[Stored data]
■ ■ ■ ■
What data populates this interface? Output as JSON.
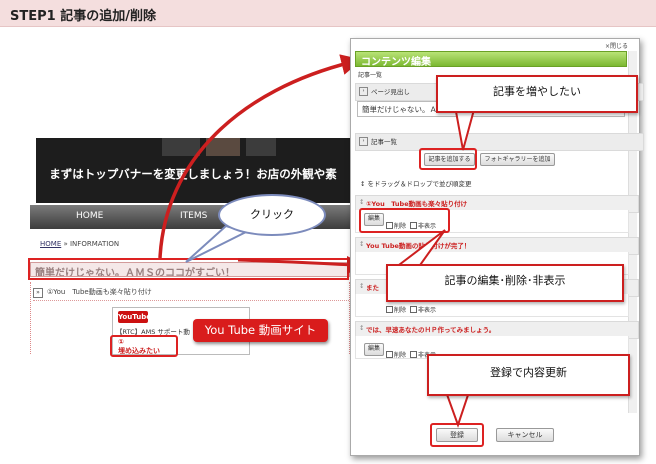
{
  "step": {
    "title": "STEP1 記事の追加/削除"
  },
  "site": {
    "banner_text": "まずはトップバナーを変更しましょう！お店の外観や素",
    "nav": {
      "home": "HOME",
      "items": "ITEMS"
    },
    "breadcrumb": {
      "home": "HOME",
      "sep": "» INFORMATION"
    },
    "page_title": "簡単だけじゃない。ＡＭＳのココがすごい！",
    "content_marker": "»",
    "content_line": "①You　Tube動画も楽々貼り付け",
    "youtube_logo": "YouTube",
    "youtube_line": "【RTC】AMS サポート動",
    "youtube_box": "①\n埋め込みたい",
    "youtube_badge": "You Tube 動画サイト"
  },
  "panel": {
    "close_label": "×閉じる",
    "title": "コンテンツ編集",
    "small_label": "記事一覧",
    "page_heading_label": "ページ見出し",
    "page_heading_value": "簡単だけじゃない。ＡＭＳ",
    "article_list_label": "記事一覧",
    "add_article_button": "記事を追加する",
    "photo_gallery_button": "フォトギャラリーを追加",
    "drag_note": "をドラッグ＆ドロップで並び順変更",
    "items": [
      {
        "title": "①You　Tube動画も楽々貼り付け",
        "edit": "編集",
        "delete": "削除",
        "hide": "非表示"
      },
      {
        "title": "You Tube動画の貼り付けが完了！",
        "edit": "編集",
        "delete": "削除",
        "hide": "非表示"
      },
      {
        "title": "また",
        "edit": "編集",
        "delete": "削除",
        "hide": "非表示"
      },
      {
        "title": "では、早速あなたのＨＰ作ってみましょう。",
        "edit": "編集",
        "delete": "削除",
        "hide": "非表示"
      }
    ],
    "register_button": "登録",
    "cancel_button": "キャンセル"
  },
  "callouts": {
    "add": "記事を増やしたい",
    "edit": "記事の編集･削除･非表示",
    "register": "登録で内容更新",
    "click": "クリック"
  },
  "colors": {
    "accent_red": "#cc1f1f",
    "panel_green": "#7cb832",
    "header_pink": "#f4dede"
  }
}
■ ■ ■ ■
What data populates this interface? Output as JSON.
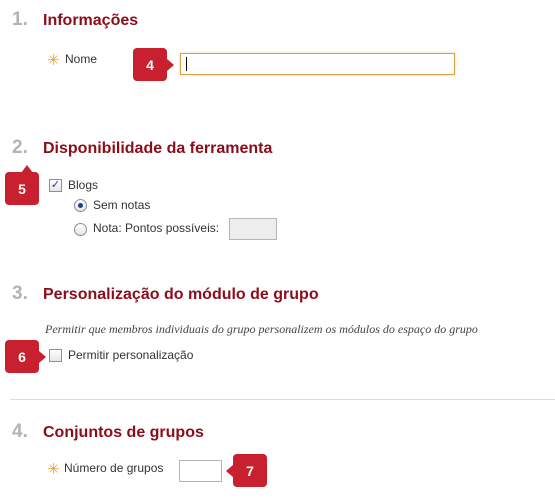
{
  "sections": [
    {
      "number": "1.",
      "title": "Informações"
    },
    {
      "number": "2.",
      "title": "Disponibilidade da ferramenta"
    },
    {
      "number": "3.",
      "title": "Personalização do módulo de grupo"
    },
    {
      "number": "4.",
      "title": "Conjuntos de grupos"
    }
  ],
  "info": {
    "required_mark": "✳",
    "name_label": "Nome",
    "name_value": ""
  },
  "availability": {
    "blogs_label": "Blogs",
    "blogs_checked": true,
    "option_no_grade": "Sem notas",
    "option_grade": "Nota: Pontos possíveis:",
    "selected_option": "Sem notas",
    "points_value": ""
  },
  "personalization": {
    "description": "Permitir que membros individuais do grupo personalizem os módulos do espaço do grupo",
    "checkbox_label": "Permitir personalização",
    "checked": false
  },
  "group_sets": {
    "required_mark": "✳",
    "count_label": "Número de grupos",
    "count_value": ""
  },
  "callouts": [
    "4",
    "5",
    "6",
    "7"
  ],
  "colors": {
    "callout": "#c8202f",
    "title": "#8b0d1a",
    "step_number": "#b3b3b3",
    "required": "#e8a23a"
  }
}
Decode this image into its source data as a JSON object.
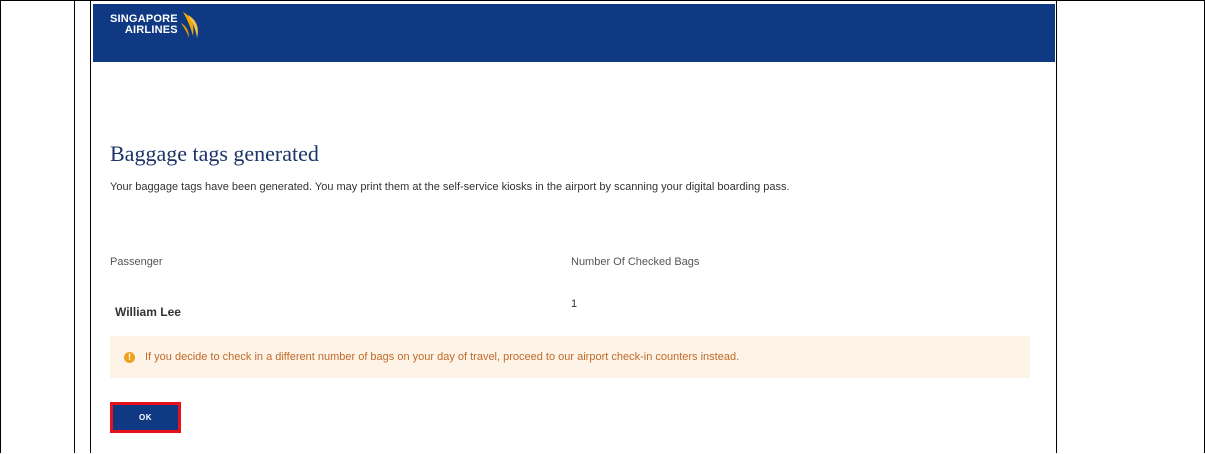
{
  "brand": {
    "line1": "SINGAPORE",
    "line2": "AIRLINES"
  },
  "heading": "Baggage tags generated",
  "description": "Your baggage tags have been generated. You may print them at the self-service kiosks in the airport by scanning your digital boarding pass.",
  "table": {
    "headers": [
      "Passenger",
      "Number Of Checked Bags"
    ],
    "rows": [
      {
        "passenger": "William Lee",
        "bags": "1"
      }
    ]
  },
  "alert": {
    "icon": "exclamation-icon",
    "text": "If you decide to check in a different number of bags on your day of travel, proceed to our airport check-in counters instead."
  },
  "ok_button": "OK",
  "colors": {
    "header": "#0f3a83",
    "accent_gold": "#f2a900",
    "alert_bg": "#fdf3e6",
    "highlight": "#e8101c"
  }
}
■ ■ ■ ■
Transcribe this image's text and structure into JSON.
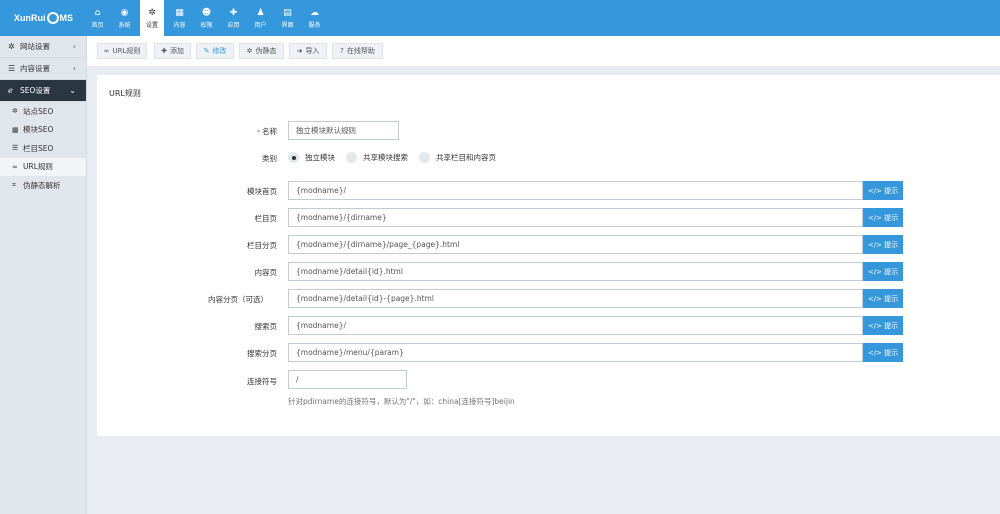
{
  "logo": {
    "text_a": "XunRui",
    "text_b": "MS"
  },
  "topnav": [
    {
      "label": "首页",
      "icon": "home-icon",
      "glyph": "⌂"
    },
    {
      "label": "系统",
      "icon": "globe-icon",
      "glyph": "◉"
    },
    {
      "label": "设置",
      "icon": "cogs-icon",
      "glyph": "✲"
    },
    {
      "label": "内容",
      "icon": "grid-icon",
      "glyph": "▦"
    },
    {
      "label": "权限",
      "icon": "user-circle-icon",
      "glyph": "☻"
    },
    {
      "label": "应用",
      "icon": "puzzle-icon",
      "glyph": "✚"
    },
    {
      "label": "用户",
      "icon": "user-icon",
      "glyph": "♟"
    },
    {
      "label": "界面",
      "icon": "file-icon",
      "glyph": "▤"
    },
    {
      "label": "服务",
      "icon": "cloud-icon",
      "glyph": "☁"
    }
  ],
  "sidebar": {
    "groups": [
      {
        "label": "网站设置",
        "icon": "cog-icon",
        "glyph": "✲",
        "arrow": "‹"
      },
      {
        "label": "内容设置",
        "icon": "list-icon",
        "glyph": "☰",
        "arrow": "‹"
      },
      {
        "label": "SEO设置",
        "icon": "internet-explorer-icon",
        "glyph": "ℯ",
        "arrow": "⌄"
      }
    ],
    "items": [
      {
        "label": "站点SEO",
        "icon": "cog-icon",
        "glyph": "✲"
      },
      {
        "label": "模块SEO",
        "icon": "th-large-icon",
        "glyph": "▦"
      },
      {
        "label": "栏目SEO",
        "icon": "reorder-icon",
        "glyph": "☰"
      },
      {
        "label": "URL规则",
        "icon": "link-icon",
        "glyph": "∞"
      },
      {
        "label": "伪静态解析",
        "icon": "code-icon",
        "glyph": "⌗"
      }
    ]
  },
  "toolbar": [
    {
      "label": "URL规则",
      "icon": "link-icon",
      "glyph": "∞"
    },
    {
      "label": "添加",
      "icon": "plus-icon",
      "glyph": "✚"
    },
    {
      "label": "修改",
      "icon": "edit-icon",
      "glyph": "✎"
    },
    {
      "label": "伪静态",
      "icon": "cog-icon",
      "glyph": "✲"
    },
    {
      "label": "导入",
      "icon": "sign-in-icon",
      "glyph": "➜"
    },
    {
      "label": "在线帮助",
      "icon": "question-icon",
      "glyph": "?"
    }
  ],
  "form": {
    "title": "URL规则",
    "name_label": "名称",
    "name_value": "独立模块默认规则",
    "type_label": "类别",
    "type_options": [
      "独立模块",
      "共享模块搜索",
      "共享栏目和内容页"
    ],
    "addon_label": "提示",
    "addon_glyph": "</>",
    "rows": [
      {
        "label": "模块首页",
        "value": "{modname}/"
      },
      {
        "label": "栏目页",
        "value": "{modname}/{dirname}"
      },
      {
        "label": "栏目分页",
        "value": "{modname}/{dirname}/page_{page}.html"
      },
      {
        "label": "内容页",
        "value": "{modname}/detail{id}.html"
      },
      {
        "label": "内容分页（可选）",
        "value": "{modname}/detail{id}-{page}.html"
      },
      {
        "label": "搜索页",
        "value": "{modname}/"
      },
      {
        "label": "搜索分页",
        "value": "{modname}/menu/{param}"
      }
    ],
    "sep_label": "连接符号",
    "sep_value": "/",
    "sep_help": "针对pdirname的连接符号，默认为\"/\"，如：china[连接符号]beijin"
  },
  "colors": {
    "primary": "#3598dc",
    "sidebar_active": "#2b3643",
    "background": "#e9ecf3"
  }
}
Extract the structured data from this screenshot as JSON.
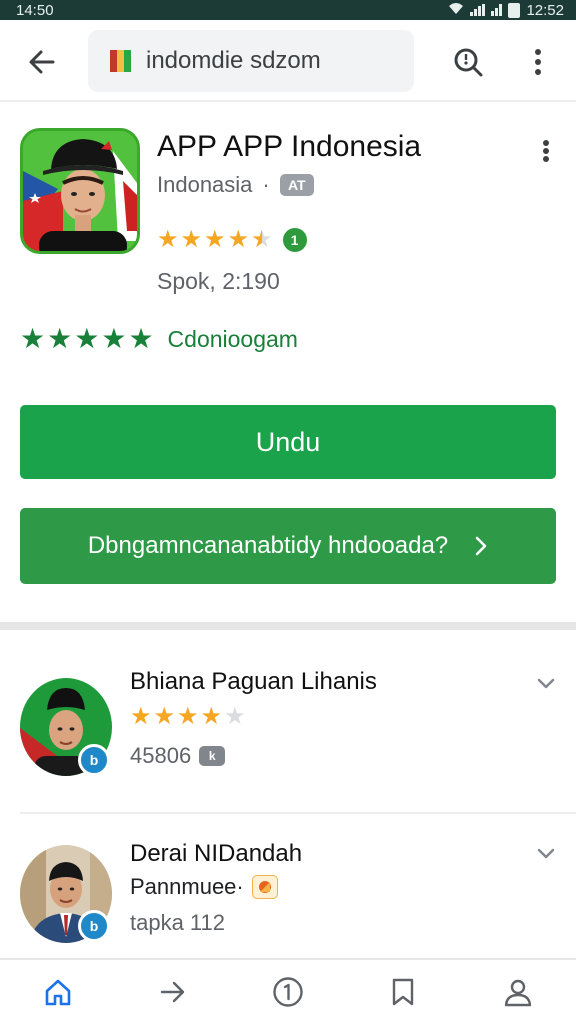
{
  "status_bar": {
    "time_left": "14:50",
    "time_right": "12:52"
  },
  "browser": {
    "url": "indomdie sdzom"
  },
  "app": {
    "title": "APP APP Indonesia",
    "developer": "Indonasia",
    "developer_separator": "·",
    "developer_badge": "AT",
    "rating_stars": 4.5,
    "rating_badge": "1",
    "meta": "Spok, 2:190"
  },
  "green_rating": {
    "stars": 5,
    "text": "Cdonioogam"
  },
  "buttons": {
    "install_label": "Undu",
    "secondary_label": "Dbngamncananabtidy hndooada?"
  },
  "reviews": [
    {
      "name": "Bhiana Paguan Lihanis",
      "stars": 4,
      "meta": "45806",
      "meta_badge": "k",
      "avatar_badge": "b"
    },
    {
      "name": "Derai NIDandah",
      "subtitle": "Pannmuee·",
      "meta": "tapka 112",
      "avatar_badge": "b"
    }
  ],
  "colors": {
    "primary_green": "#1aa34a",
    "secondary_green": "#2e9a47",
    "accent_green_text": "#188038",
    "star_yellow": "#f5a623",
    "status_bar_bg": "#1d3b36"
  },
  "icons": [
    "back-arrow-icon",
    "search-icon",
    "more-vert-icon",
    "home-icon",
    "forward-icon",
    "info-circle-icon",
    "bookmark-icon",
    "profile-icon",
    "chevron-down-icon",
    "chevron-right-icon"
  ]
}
■ ■ ■ ■
## [What the exercise asks]
Check each line of the material above for "Permitir" and say how many lines contain it, giving the number alone.

## [Exercise solution]
2